» Text shown:

Determination of the 3D structure of all proteins, aimed by Structural Genomics, seems to be an unachievable goal with only the current x-ray crystallography or NMR technologies, as signified by a low success rate of 3-5% to obtain genome-wide 3D protein structures (Yee et al., 2003). Moreover, the structural proteomics of biological complexes is expected to be a far more daunting process (Sall, 2003).
Chemical cross-linking of intact proteins or protein complexes, followed by enzymatic digestion and mass spectrometric analysis (Figure 11) has been suggested as a low-resolution alternative (Sinz, 2006; Lee, 2008). This technique has been successfully utilized to provide protein structures and protein-protein interactions. It has also been utilized to construct high resolution protein structure by combining with x-ray crystallography of N- and C-terminal domains (Forwood et al., 2007). However, inherent difficulty in finding low abundance cross-linked peptides out of thousands of other coexisting non-cross-linked peptides has been a bottleneck in its further development (Sinz, 2006).

» Record excerpts:
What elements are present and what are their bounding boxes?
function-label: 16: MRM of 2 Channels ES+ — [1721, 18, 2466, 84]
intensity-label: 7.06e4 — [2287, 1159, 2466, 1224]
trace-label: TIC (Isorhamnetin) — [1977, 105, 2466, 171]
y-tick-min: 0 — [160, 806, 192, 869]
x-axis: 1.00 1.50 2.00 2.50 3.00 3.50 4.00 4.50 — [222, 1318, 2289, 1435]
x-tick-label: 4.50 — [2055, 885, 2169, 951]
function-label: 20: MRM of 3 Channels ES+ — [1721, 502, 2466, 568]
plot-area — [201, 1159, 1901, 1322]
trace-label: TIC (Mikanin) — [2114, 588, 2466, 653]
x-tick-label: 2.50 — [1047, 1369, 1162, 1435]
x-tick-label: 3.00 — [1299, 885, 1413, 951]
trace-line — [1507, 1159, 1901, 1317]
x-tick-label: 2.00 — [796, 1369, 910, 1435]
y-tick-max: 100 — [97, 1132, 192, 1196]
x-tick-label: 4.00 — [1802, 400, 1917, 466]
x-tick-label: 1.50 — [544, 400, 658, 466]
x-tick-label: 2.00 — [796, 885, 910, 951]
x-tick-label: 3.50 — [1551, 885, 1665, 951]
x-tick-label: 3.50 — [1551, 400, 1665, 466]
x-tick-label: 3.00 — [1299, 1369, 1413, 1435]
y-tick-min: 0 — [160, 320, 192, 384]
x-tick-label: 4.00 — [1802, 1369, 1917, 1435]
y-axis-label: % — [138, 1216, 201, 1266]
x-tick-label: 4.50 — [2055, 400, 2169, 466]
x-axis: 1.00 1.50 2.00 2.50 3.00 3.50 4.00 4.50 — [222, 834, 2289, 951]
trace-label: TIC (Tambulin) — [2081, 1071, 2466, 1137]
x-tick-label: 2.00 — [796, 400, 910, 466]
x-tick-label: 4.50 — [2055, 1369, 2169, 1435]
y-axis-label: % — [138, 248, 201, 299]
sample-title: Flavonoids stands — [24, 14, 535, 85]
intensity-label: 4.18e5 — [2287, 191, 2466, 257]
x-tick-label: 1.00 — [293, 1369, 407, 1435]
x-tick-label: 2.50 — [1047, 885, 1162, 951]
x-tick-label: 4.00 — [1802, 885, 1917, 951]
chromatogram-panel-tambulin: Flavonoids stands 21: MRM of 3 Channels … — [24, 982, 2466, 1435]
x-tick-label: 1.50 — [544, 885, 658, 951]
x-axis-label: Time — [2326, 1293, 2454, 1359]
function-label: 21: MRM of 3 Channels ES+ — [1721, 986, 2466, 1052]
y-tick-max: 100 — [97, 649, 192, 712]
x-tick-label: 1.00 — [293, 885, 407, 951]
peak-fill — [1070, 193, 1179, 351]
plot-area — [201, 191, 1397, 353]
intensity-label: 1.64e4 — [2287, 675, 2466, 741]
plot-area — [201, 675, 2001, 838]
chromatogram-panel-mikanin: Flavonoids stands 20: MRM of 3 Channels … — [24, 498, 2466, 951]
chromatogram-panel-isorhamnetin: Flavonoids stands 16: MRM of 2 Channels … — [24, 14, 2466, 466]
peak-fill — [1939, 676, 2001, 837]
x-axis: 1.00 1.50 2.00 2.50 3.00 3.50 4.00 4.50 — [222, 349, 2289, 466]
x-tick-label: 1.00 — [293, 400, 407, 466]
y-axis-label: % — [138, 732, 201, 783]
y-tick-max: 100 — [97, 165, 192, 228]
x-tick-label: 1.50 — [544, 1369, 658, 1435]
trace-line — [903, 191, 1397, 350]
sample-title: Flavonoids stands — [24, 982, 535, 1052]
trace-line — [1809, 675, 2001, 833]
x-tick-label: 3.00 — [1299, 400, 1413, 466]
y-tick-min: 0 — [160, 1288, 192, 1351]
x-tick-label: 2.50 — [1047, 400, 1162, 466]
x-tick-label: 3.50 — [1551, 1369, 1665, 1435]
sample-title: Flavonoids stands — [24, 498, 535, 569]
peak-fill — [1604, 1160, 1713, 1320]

» Work instruction: Can you reproduce word for word the part of the text on protein structure that begins with "Determination of the" and stops after "process (Sall, 2003)."? Ignore the lines above; they have nothing to do with the text.

» Finished exercise:
Determination of the 3D structure of all proteins, aimed by Structural Genomics, seems to be an unachievable goal with only the current x-ray crystallography or NMR technologies, as signified by a low success rate of 3-5% to obtain genome-wide 3D protein structures (Yee et al., 2003). Moreover, the structural proteomics of biological complexes is expected to be a far more daunting process (Sall, 2003).